* Aim of the task
Set the listing down again in full, word for word, with the pictures left out.

Figure record listings
--- BEGIN ---

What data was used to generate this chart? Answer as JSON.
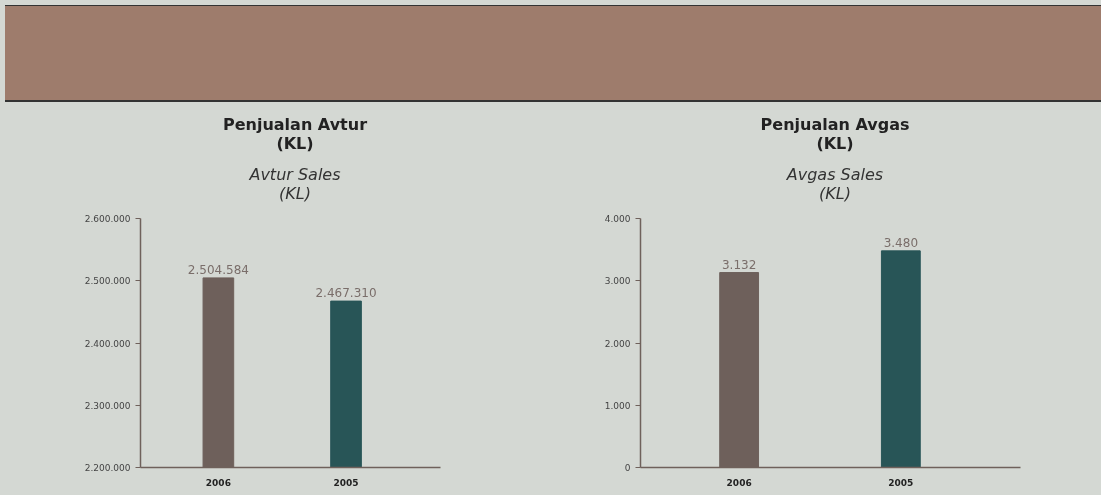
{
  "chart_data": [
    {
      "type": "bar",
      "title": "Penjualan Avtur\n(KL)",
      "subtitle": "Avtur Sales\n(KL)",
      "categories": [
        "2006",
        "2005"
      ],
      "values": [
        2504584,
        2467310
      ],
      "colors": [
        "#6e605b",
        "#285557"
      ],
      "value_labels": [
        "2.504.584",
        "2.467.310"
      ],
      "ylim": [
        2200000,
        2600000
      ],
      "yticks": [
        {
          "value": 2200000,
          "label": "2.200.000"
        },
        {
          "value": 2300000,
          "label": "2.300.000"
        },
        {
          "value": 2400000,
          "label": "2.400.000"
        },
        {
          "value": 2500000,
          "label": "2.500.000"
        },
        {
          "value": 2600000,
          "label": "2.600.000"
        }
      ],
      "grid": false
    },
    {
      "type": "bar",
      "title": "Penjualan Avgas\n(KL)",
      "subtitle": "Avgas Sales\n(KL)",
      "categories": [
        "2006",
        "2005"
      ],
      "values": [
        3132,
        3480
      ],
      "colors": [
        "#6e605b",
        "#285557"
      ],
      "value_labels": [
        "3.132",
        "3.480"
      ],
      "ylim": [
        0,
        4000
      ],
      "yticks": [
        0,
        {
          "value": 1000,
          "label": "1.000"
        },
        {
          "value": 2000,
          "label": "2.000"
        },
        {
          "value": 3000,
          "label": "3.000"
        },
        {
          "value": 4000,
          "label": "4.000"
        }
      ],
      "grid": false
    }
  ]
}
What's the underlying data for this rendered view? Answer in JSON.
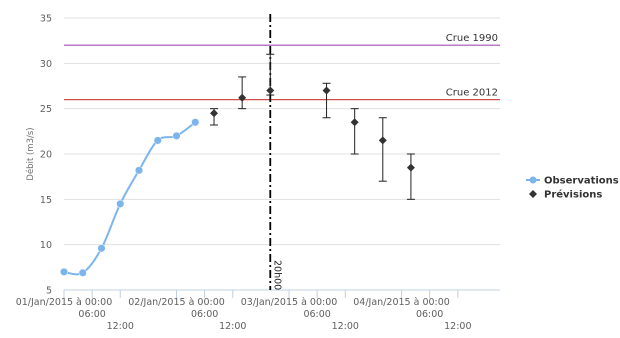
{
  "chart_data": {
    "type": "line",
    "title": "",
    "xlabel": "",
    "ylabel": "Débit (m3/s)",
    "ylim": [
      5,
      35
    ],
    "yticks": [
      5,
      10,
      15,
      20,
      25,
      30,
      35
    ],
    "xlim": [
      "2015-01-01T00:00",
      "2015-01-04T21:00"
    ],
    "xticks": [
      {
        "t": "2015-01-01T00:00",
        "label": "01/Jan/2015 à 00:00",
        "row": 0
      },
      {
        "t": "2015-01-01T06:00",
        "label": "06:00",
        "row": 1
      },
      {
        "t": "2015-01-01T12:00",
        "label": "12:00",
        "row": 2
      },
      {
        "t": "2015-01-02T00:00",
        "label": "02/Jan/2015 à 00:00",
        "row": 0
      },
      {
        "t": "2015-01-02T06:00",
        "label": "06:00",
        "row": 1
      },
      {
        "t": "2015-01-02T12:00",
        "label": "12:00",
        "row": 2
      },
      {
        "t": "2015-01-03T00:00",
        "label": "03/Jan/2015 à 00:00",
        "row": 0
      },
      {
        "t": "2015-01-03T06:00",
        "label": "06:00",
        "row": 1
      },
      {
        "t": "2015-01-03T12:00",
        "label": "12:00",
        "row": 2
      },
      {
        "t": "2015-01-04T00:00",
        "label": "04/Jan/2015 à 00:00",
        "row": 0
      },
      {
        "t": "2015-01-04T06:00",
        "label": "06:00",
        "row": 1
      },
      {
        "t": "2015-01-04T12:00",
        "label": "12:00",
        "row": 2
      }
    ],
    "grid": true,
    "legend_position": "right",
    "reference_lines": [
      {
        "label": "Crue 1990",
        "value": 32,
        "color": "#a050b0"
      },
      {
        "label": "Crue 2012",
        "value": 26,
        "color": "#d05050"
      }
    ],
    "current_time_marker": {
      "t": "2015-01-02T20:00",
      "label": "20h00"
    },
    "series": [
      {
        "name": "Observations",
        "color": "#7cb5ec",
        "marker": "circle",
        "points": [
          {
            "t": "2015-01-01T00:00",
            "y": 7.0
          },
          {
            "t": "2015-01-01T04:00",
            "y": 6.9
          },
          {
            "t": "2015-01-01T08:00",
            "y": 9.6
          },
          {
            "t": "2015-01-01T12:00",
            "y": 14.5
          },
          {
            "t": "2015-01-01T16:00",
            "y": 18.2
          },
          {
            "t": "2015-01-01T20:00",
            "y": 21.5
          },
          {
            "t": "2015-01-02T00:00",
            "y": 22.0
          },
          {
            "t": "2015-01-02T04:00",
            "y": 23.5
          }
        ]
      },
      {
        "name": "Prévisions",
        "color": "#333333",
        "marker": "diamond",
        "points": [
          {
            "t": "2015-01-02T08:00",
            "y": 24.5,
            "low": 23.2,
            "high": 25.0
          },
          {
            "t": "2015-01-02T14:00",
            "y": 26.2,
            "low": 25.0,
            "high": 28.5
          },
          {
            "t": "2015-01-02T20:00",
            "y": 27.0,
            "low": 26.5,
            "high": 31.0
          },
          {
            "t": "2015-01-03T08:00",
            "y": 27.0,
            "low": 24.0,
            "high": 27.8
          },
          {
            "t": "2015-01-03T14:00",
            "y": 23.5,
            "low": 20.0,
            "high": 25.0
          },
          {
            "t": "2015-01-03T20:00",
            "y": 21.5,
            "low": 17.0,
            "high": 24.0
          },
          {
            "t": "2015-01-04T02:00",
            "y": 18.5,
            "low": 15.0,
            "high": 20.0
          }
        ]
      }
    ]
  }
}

--- END ---

* Output for this task
What data was used to generate this chart? Answer as JSON.
{
  "chart_data": [
    {
      "type": "bar",
      "title": "Penjualan Avtur\n(KL)",
      "subtitle": "Avtur Sales\n(KL)",
      "categories": [
        "2006",
        "2005"
      ],
      "values": [
        2504584,
        2467310
      ],
      "colors": [
        "#6e605b",
        "#285557"
      ],
      "value_labels": [
        "2.504.584",
        "2.467.310"
      ],
      "ylim": [
        2200000,
        2600000
      ],
      "yticks": [
        {
          "value": 2200000,
          "label": "2.200.000"
        },
        {
          "value": 2300000,
          "label": "2.300.000"
        },
        {
          "value": 2400000,
          "label": "2.400.000"
        },
        {
          "value": 2500000,
          "label": "2.500.000"
        },
        {
          "value": 2600000,
          "label": "2.600.000"
        }
      ],
      "grid": false
    },
    {
      "type": "bar",
      "title": "Penjualan Avgas\n(KL)",
      "subtitle": "Avgas Sales\n(KL)",
      "categories": [
        "2006",
        "2005"
      ],
      "values": [
        3132,
        3480
      ],
      "colors": [
        "#6e605b",
        "#285557"
      ],
      "value_labels": [
        "3.132",
        "3.480"
      ],
      "ylim": [
        0,
        4000
      ],
      "yticks": [
        0,
        {
          "value": 1000,
          "label": "1.000"
        },
        {
          "value": 2000,
          "label": "2.000"
        },
        {
          "value": 3000,
          "label": "3.000"
        },
        {
          "value": 4000,
          "label": "4.000"
        }
      ],
      "grid": false
    }
  ]
}
What's the underlying data for this rendered view? Answer in JSON.
{
  "chart_data": {
    "type": "line",
    "title": "",
    "xlabel": "",
    "ylabel": "Débit (m3/s)",
    "ylim": [
      5,
      35
    ],
    "yticks": [
      5,
      10,
      15,
      20,
      25,
      30,
      35
    ],
    "xlim": [
      "2015-01-01T00:00",
      "2015-01-04T21:00"
    ],
    "xticks": [
      {
        "t": "2015-01-01T00:00",
        "label": "01/Jan/2015 à 00:00",
        "row": 0
      },
      {
        "t": "2015-01-01T06:00",
        "label": "06:00",
        "row": 1
      },
      {
        "t": "2015-01-01T12:00",
        "label": "12:00",
        "row": 2
      },
      {
        "t": "2015-01-02T00:00",
        "label": "02/Jan/2015 à 00:00",
        "row": 0
      },
      {
        "t": "2015-01-02T06:00",
        "label": "06:00",
        "row": 1
      },
      {
        "t": "2015-01-02T12:00",
        "label": "12:00",
        "row": 2
      },
      {
        "t": "2015-01-03T00:00",
        "label": "03/Jan/2015 à 00:00",
        "row": 0
      },
      {
        "t": "2015-01-03T06:00",
        "label": "06:00",
        "row": 1
      },
      {
        "t": "2015-01-03T12:00",
        "label": "12:00",
        "row": 2
      },
      {
        "t": "2015-01-04T00:00",
        "label": "04/Jan/2015 à 00:00",
        "row": 0
      },
      {
        "t": "2015-01-04T06:00",
        "label": "06:00",
        "row": 1
      },
      {
        "t": "2015-01-04T12:00",
        "label": "12:00",
        "row": 2
      }
    ],
    "grid": true,
    "legend_position": "right",
    "reference_lines": [
      {
        "label": "Crue 1990",
        "value": 32,
        "color": "#a050b0"
      },
      {
        "label": "Crue 2012",
        "value": 26,
        "color": "#d05050"
      }
    ],
    "current_time_marker": {
      "t": "2015-01-02T20:00",
      "label": "20h00"
    },
    "series": [
      {
        "name": "Observations",
        "color": "#7cb5ec",
        "marker": "circle",
        "points": [
          {
            "t": "2015-01-01T00:00",
            "y": 7.0
          },
          {
            "t": "2015-01-01T04:00",
            "y": 6.9
          },
          {
            "t": "2015-01-01T08:00",
            "y": 9.6
          },
          {
            "t": "2015-01-01T12:00",
            "y": 14.5
          },
          {
            "t": "2015-01-01T16:00",
            "y": 18.2
          },
          {
            "t": "2015-01-01T20:00",
            "y": 21.5
          },
          {
            "t": "2015-01-02T00:00",
            "y": 22.0
          },
          {
            "t": "2015-01-02T04:00",
            "y": 23.5
          }
        ]
      },
      {
        "name": "Prévisions",
        "color": "#333333",
        "marker": "diamond",
        "points": [
          {
            "t": "2015-01-02T08:00",
            "y": 24.5,
            "low": 23.2,
            "high": 25.0
          },
          {
            "t": "2015-01-02T14:00",
            "y": 26.2,
            "low": 25.0,
            "high": 28.5
          },
          {
            "t": "2015-01-02T20:00",
            "y": 27.0,
            "low": 26.5,
            "high": 31.0
          },
          {
            "t": "2015-01-03T08:00",
            "y": 27.0,
            "low": 24.0,
            "high": 27.8
          },
          {
            "t": "2015-01-03T14:00",
            "y": 23.5,
            "low": 20.0,
            "high": 25.0
          },
          {
            "t": "2015-01-03T20:00",
            "y": 21.5,
            "low": 17.0,
            "high": 24.0
          },
          {
            "t": "2015-01-04T02:00",
            "y": 18.5,
            "low": 15.0,
            "high": 20.0
          }
        ]
      }
    ]
  }
}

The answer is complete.